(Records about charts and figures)
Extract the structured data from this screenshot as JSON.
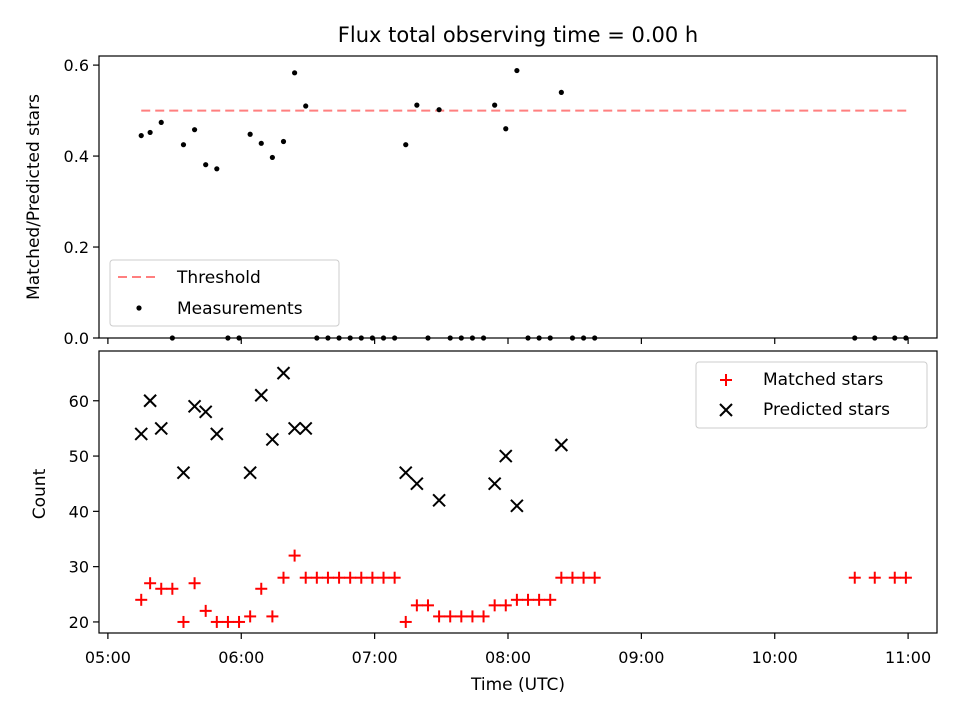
{
  "chart_data": [
    {
      "type": "scatter",
      "title": "Flux total observing time = 0.00 h",
      "xlabel": "",
      "ylabel": "Matched/Predicted stars",
      "ylim": [
        0,
        0.62
      ],
      "yticks": [
        "0.0",
        "0.2",
        "0.4",
        "0.6"
      ],
      "legend_position": "lower-left",
      "threshold": {
        "name": "Threshold",
        "value": 0.5,
        "x_start": "05:15",
        "x_end": "11:00",
        "color": "#ff7f7f"
      },
      "series": [
        {
          "name": "Measurements",
          "color": "#000000",
          "x": [
            "05:15",
            "05:19",
            "05:24",
            "05:29",
            "05:34",
            "05:39",
            "05:44",
            "05:49",
            "05:54",
            "05:59",
            "06:04",
            "06:09",
            "06:14",
            "06:19",
            "06:24",
            "06:29",
            "06:34",
            "06:39",
            "06:44",
            "06:49",
            "06:54",
            "06:59",
            "07:04",
            "07:09",
            "07:14",
            "07:19",
            "07:24",
            "07:29",
            "07:34",
            "07:39",
            "07:44",
            "07:49",
            "07:54",
            "07:59",
            "08:04",
            "08:09",
            "08:14",
            "08:19",
            "08:24",
            "08:29",
            "08:34",
            "08:39",
            "10:36",
            "10:45",
            "10:54",
            "10:59"
          ],
          "y": [
            0.445,
            0.452,
            0.474,
            0.0,
            0.425,
            0.458,
            0.381,
            0.372,
            0.0,
            0.0,
            0.448,
            0.428,
            0.397,
            0.432,
            0.583,
            0.51,
            0.0,
            0.0,
            0.0,
            0.0,
            0.0,
            0.0,
            0.0,
            0.0,
            0.425,
            0.512,
            0.0,
            0.502,
            0.0,
            0.0,
            0.0,
            0.0,
            0.512,
            0.46,
            0.588,
            0.0,
            0.0,
            0.0,
            0.54,
            0.0,
            0.0,
            0.0,
            0.0,
            0.0,
            0.0,
            0.0
          ]
        }
      ]
    },
    {
      "type": "scatter",
      "title": "",
      "xlabel": "Time (UTC)",
      "ylabel": "Count",
      "ylim": [
        18,
        69
      ],
      "yticks": [
        "20",
        "30",
        "40",
        "50",
        "60"
      ],
      "xticks": [
        "05:00",
        "06:00",
        "07:00",
        "08:00",
        "09:00",
        "10:00",
        "11:00"
      ],
      "legend_position": "upper-right",
      "series": [
        {
          "name": "Matched stars",
          "color": "#ff0000",
          "marker": "plus",
          "x": [
            "05:15",
            "05:19",
            "05:24",
            "05:29",
            "05:34",
            "05:39",
            "05:44",
            "05:49",
            "05:54",
            "05:59",
            "06:04",
            "06:09",
            "06:14",
            "06:19",
            "06:24",
            "06:29",
            "06:34",
            "06:39",
            "06:44",
            "06:49",
            "06:54",
            "06:59",
            "07:04",
            "07:09",
            "07:14",
            "07:19",
            "07:24",
            "07:29",
            "07:34",
            "07:39",
            "07:44",
            "07:49",
            "07:54",
            "07:59",
            "08:04",
            "08:09",
            "08:14",
            "08:19",
            "08:24",
            "08:29",
            "08:34",
            "08:39",
            "10:36",
            "10:45",
            "10:54",
            "10:59"
          ],
          "y": [
            24,
            27,
            26,
            26,
            20,
            27,
            22,
            20,
            20,
            20,
            21,
            26,
            21,
            28,
            32,
            28,
            28,
            28,
            28,
            28,
            28,
            28,
            28,
            28,
            20,
            23,
            23,
            21,
            21,
            21,
            21,
            21,
            23,
            23,
            24,
            24,
            24,
            24,
            28,
            28,
            28,
            28,
            28,
            28,
            28,
            28
          ]
        },
        {
          "name": "Predicted stars",
          "color": "#000000",
          "marker": "x",
          "x": [
            "05:15",
            "05:19",
            "05:24",
            "05:34",
            "05:39",
            "05:44",
            "05:49",
            "06:04",
            "06:09",
            "06:14",
            "06:19",
            "06:24",
            "06:29",
            "07:14",
            "07:19",
            "07:29",
            "07:54",
            "07:59",
            "08:04",
            "08:24"
          ],
          "y": [
            54,
            60,
            55,
            47,
            59,
            58,
            54,
            47,
            61,
            53,
            65,
            55,
            55,
            47,
            45,
            42,
            45,
            50,
            41,
            52
          ]
        }
      ]
    }
  ]
}
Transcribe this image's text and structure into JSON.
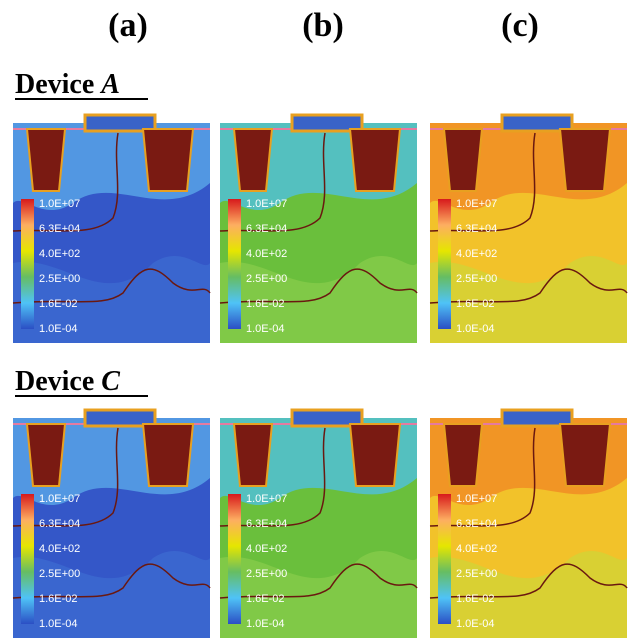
{
  "columns": [
    "(a)",
    "(b)",
    "(c)"
  ],
  "rows": [
    {
      "label": "Device ",
      "device": "A"
    },
    {
      "label": "Device ",
      "device": "C"
    }
  ],
  "legend": [
    "1.0E+07",
    "6.3E+04",
    "4.0E+02",
    "2.5E+00",
    "1.6E-02",
    "1.0E-04"
  ]
}
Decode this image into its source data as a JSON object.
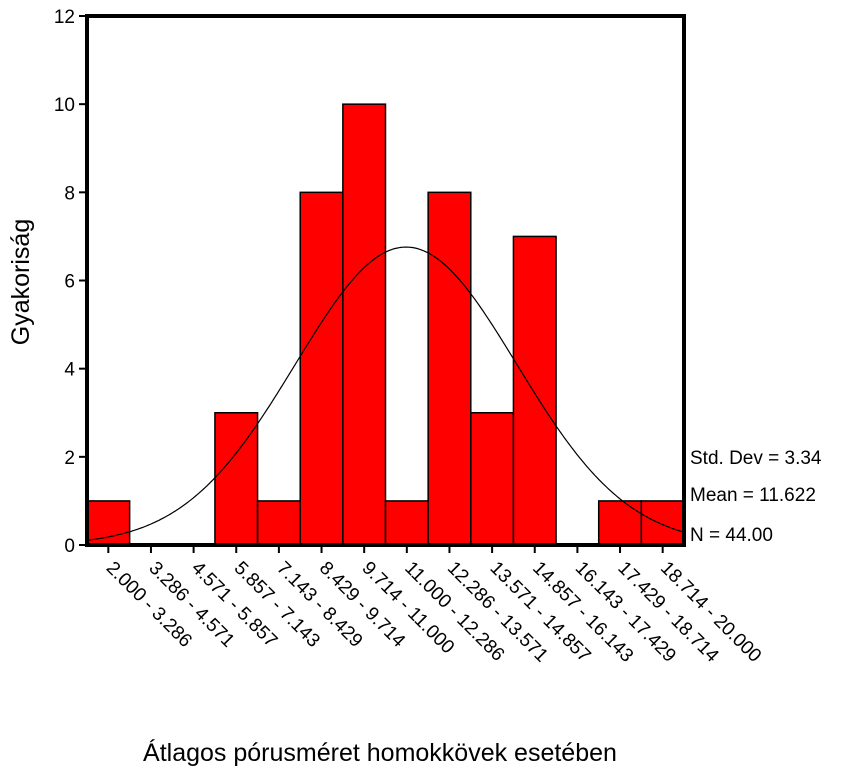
{
  "chart_data": {
    "type": "bar",
    "title": "",
    "xlabel": "Átlagos pórusméret homokkövek esetében",
    "ylabel": "Gyakoriság",
    "ylim": [
      0,
      12
    ],
    "yticks": [
      "0",
      "2",
      "4",
      "6",
      "8",
      "10",
      "12"
    ],
    "categories": [
      "2.000 - 3.286",
      "3.286 - 4.571",
      "4.571 - 5.857",
      "5.857 - 7.143",
      "7.143 - 8.429",
      "8.429 - 9.714",
      "9.714 - 11.000",
      "11.000 - 12.286",
      "12.286 - 13.571",
      "13.571 - 14.857",
      "14.857 - 16.143",
      "16.143 - 17.429",
      "17.429 - 18.714",
      "18.714 - 20.000"
    ],
    "bin_edges": [
      1.0,
      2.0,
      3.0,
      4.0,
      5.0,
      6.0,
      7.0,
      8.0,
      9.0,
      10.0,
      11.0,
      12.0,
      13.0,
      14.0,
      15.0
    ],
    "values": [
      1,
      0,
      0,
      3,
      1,
      8,
      10,
      1,
      8,
      3,
      7,
      0,
      1,
      1
    ],
    "bar_color": "#ff0000",
    "normal_curve": {
      "mean": 11.622,
      "std_dev": 3.34,
      "n": 44.0
    },
    "stats": {
      "std_dev": "Std. Dev = 3.34",
      "mean": "Mean = 11.622",
      "n": "N = 44.00"
    },
    "grid": false,
    "legend": "none"
  }
}
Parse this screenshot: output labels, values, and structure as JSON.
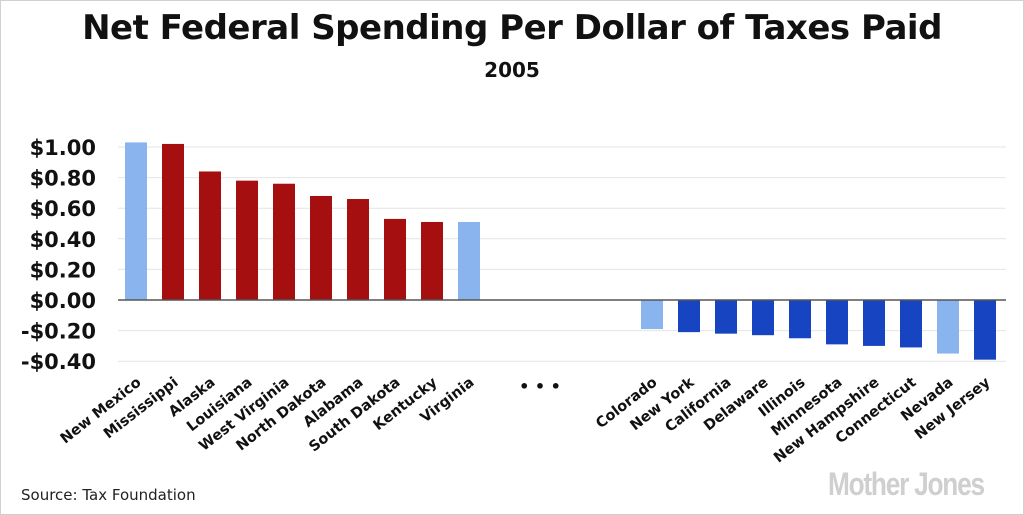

**WHAT IS EXPECTED**
Using the records above, output their complete text exactly, minus any images.

**SOLUTION FOR THIS PROBLEM**
Extract the structured data from this screenshot as JSON.
{
  "chart_data": [
    {
      "type": "scatter",
      "title": "Flux total observing time = 0.00 h",
      "xlabel": "",
      "ylabel": "Matched/Predicted stars",
      "ylim": [
        0,
        0.62
      ],
      "yticks": [
        "0.0",
        "0.2",
        "0.4",
        "0.6"
      ],
      "legend_position": "lower-left",
      "threshold": {
        "name": "Threshold",
        "value": 0.5,
        "x_start": "05:15",
        "x_end": "11:00",
        "color": "#ff7f7f"
      },
      "series": [
        {
          "name": "Measurements",
          "color": "#000000",
          "x": [
            "05:15",
            "05:19",
            "05:24",
            "05:29",
            "05:34",
            "05:39",
            "05:44",
            "05:49",
            "05:54",
            "05:59",
            "06:04",
            "06:09",
            "06:14",
            "06:19",
            "06:24",
            "06:29",
            "06:34",
            "06:39",
            "06:44",
            "06:49",
            "06:54",
            "06:59",
            "07:04",
            "07:09",
            "07:14",
            "07:19",
            "07:24",
            "07:29",
            "07:34",
            "07:39",
            "07:44",
            "07:49",
            "07:54",
            "07:59",
            "08:04",
            "08:09",
            "08:14",
            "08:19",
            "08:24",
            "08:29",
            "08:34",
            "08:39",
            "10:36",
            "10:45",
            "10:54",
            "10:59"
          ],
          "y": [
            0.445,
            0.452,
            0.474,
            0.0,
            0.425,
            0.458,
            0.381,
            0.372,
            0.0,
            0.0,
            0.448,
            0.428,
            0.397,
            0.432,
            0.583,
            0.51,
            0.0,
            0.0,
            0.0,
            0.0,
            0.0,
            0.0,
            0.0,
            0.0,
            0.425,
            0.512,
            0.0,
            0.502,
            0.0,
            0.0,
            0.0,
            0.0,
            0.512,
            0.46,
            0.588,
            0.0,
            0.0,
            0.0,
            0.54,
            0.0,
            0.0,
            0.0,
            0.0,
            0.0,
            0.0,
            0.0
          ]
        }
      ]
    },
    {
      "type": "scatter",
      "title": "",
      "xlabel": "Time (UTC)",
      "ylabel": "Count",
      "ylim": [
        18,
        69
      ],
      "yticks": [
        "20",
        "30",
        "40",
        "50",
        "60"
      ],
      "xticks": [
        "05:00",
        "06:00",
        "07:00",
        "08:00",
        "09:00",
        "10:00",
        "11:00"
      ],
      "legend_position": "upper-right",
      "series": [
        {
          "name": "Matched stars",
          "color": "#ff0000",
          "marker": "plus",
          "x": [
            "05:15",
            "05:19",
            "05:24",
            "05:29",
            "05:34",
            "05:39",
            "05:44",
            "05:49",
            "05:54",
            "05:59",
            "06:04",
            "06:09",
            "06:14",
            "06:19",
            "06:24",
            "06:29",
            "06:34",
            "06:39",
            "06:44",
            "06:49",
            "06:54",
            "06:59",
            "07:04",
            "07:09",
            "07:14",
            "07:19",
            "07:24",
            "07:29",
            "07:34",
            "07:39",
            "07:44",
            "07:49",
            "07:54",
            "07:59",
            "08:04",
            "08:09",
            "08:14",
            "08:19",
            "08:24",
            "08:29",
            "08:34",
            "08:39",
            "10:36",
            "10:45",
            "10:54",
            "10:59"
          ],
          "y": [
            24,
            27,
            26,
            26,
            20,
            27,
            22,
            20,
            20,
            20,
            21,
            26,
            21,
            28,
            32,
            28,
            28,
            28,
            28,
            28,
            28,
            28,
            28,
            28,
            20,
            23,
            23,
            21,
            21,
            21,
            21,
            21,
            23,
            23,
            24,
            24,
            24,
            24,
            28,
            28,
            28,
            28,
            28,
            28,
            28,
            28
          ]
        },
        {
          "name": "Predicted stars",
          "color": "#000000",
          "marker": "x",
          "x": [
            "05:15",
            "05:19",
            "05:24",
            "05:34",
            "05:39",
            "05:44",
            "05:49",
            "06:04",
            "06:09",
            "06:14",
            "06:19",
            "06:24",
            "06:29",
            "07:14",
            "07:19",
            "07:29",
            "07:54",
            "07:59",
            "08:04",
            "08:24"
          ],
          "y": [
            54,
            60,
            55,
            47,
            59,
            58,
            54,
            47,
            61,
            53,
            65,
            55,
            55,
            47,
            45,
            42,
            45,
            50,
            41,
            52
          ]
        }
      ]
    }
  ]
}
Transcribe this image's text and structure into JSON.
{
  "columns": [
    "(a)",
    "(b)",
    "(c)"
  ],
  "rows": [
    {
      "label": "Device ",
      "device": "A"
    },
    {
      "label": "Device ",
      "device": "C"
    }
  ],
  "legend": [
    "1.0E+07",
    "6.3E+04",
    "4.0E+02",
    "2.5E+00",
    "1.6E-02",
    "1.0E-04"
  ]
}
Decode this image into its source data as a JSON object.
{
  "chart_data": {
    "type": "bar",
    "title": "",
    "xlabel": "Átlagos pórusméret homokkövek esetében",
    "ylabel": "Gyakoriság",
    "ylim": [
      0,
      12
    ],
    "yticks": [
      "0",
      "2",
      "4",
      "6",
      "8",
      "10",
      "12"
    ],
    "categories": [
      "2.000 - 3.286",
      "3.286 - 4.571",
      "4.571 - 5.857",
      "5.857 - 7.143",
      "7.143 - 8.429",
      "8.429 - 9.714",
      "9.714 - 11.000",
      "11.000 - 12.286",
      "12.286 - 13.571",
      "13.571 - 14.857",
      "14.857 - 16.143",
      "16.143 - 17.429",
      "17.429 - 18.714",
      "18.714 - 20.000"
    ],
    "bin_edges": [
      1.0,
      2.0,
      3.0,
      4.0,
      5.0,
      6.0,
      7.0,
      8.0,
      9.0,
      10.0,
      11.0,
      12.0,
      13.0,
      14.0,
      15.0
    ],
    "values": [
      1,
      0,
      0,
      3,
      1,
      8,
      10,
      1,
      8,
      3,
      7,
      0,
      1,
      1
    ],
    "bar_color": "#ff0000",
    "normal_curve": {
      "mean": 11.622,
      "std_dev": 3.34,
      "n": 44.0
    },
    "stats": {
      "std_dev": "Std. Dev = 3.34",
      "mean": "Mean = 11.622",
      "n": "N = 44.00"
    },
    "grid": false,
    "legend": "none"
  }
}
Parse this screenshot: output labels, values, and structure as JSON.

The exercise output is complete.